Please quote the material exactly, every line of it.

--- Exercise inputs ---

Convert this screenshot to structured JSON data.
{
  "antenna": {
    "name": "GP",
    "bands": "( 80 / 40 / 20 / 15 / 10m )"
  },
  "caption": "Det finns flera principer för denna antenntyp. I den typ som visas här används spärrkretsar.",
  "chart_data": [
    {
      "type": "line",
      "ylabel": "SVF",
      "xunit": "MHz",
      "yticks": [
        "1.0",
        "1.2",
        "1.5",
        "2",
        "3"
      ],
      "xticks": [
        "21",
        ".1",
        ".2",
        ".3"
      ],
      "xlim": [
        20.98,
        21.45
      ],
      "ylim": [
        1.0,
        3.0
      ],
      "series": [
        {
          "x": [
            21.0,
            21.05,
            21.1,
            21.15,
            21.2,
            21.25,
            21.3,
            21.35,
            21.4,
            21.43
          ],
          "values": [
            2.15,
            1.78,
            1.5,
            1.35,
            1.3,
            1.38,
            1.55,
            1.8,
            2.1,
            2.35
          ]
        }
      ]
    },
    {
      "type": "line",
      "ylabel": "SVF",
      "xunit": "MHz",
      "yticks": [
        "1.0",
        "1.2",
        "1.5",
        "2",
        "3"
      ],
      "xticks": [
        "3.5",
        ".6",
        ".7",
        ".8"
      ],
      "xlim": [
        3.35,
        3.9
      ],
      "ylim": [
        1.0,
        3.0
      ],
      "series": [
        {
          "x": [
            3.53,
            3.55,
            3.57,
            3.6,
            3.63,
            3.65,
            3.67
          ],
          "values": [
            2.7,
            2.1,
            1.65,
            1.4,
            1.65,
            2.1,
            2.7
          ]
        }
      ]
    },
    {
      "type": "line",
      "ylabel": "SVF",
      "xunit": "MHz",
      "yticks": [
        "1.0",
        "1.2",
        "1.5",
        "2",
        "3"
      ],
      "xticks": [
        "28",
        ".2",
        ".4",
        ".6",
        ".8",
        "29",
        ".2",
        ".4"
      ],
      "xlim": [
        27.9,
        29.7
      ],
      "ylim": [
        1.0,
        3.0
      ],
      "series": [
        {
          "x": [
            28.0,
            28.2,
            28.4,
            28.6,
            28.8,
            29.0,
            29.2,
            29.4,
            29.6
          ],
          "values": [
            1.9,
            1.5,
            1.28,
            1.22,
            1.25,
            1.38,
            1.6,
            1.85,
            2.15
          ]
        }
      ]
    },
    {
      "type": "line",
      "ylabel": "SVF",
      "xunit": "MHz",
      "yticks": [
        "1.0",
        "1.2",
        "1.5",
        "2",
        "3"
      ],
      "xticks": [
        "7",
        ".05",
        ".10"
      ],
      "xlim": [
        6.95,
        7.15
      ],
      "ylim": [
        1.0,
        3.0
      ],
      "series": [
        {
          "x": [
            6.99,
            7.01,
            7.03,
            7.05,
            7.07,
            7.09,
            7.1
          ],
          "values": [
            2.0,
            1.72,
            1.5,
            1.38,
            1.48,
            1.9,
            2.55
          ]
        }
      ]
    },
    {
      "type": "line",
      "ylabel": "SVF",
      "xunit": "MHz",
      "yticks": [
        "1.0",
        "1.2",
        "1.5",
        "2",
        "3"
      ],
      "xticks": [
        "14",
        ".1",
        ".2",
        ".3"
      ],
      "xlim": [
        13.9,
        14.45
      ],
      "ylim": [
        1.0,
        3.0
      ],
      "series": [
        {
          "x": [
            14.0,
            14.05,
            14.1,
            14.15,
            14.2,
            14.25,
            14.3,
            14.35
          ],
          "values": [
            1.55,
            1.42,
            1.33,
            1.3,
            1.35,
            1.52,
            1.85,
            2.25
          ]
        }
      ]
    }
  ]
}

---

→ Response to the exercise:
Convert this screenshot to structured JSON data.
{
  "antenna": {
    "name": "GP",
    "bands": "( 80 / 40 / 20 / 15 / 10m )"
  },
  "caption": "Det finns flera principer för denna antenntyp. I den typ som visas här används spärrkretsar.",
  "chart_data": [
    {
      "type": "line",
      "ylabel": "SVF",
      "xunit": "MHz",
      "yticks": [
        "1.0",
        "1.2",
        "1.5",
        "2",
        "3"
      ],
      "xticks": [
        "21",
        ".1",
        ".2",
        ".3"
      ],
      "xlim": [
        20.98,
        21.45
      ],
      "ylim": [
        1.0,
        3.0
      ],
      "series": [
        {
          "x": [
            21.0,
            21.05,
            21.1,
            21.15,
            21.2,
            21.25,
            21.3,
            21.35,
            21.4,
            21.43
          ],
          "values": [
            2.15,
            1.78,
            1.5,
            1.35,
            1.3,
            1.38,
            1.55,
            1.8,
            2.1,
            2.35
          ]
        }
      ]
    },
    {
      "type": "line",
      "ylabel": "SVF",
      "xunit": "MHz",
      "yticks": [
        "1.0",
        "1.2",
        "1.5",
        "2",
        "3"
      ],
      "xticks": [
        "3.5",
        ".6",
        ".7",
        ".8"
      ],
      "xlim": [
        3.35,
        3.9
      ],
      "ylim": [
        1.0,
        3.0
      ],
      "series": [
        {
          "x": [
            3.53,
            3.55,
            3.57,
            3.6,
            3.63,
            3.65,
            3.67
          ],
          "values": [
            2.7,
            2.1,
            1.65,
            1.4,
            1.65,
            2.1,
            2.7
          ]
        }
      ]
    },
    {
      "type": "line",
      "ylabel": "SVF",
      "xunit": "MHz",
      "yticks": [
        "1.0",
        "1.2",
        "1.5",
        "2",
        "3"
      ],
      "xticks": [
        "28",
        ".2",
        ".4",
        ".6",
        ".8",
        "29",
        ".2",
        ".4"
      ],
      "xlim": [
        27.9,
        29.7
      ],
      "ylim": [
        1.0,
        3.0
      ],
      "series": [
        {
          "x": [
            28.0,
            28.2,
            28.4,
            28.6,
            28.8,
            29.0,
            29.2,
            29.4,
            29.6
          ],
          "values": [
            1.9,
            1.5,
            1.28,
            1.22,
            1.25,
            1.38,
            1.6,
            1.85,
            2.15
          ]
        }
      ]
    },
    {
      "type": "line",
      "ylabel": "SVF",
      "xunit": "MHz",
      "yticks": [
        "1.0",
        "1.2",
        "1.5",
        "2",
        "3"
      ],
      "xticks": [
        "7",
        ".05",
        ".10"
      ],
      "xlim": [
        6.95,
        7.15
      ],
      "ylim": [
        1.0,
        3.0
      ],
      "series": [
        {
          "x": [
            6.99,
            7.01,
            7.03,
            7.05,
            7.07,
            7.09,
            7.1
          ],
          "values": [
            2.0,
            1.72,
            1.5,
            1.38,
            1.48,
            1.9,
            2.55
          ]
        }
      ]
    },
    {
      "type": "line",
      "ylabel": "SVF",
      "xunit": "MHz",
      "yticks": [
        "1.0",
        "1.2",
        "1.5",
        "2",
        "3"
      ],
      "xticks": [
        "14",
        ".1",
        ".2",
        ".3"
      ],
      "xlim": [
        13.9,
        14.45
      ],
      "ylim": [
        1.0,
        3.0
      ],
      "series": [
        {
          "x": [
            14.0,
            14.05,
            14.1,
            14.15,
            14.2,
            14.25,
            14.3,
            14.35
          ],
          "values": [
            1.55,
            1.42,
            1.33,
            1.3,
            1.35,
            1.52,
            1.85,
            2.25
          ]
        }
      ]
    }
  ]
}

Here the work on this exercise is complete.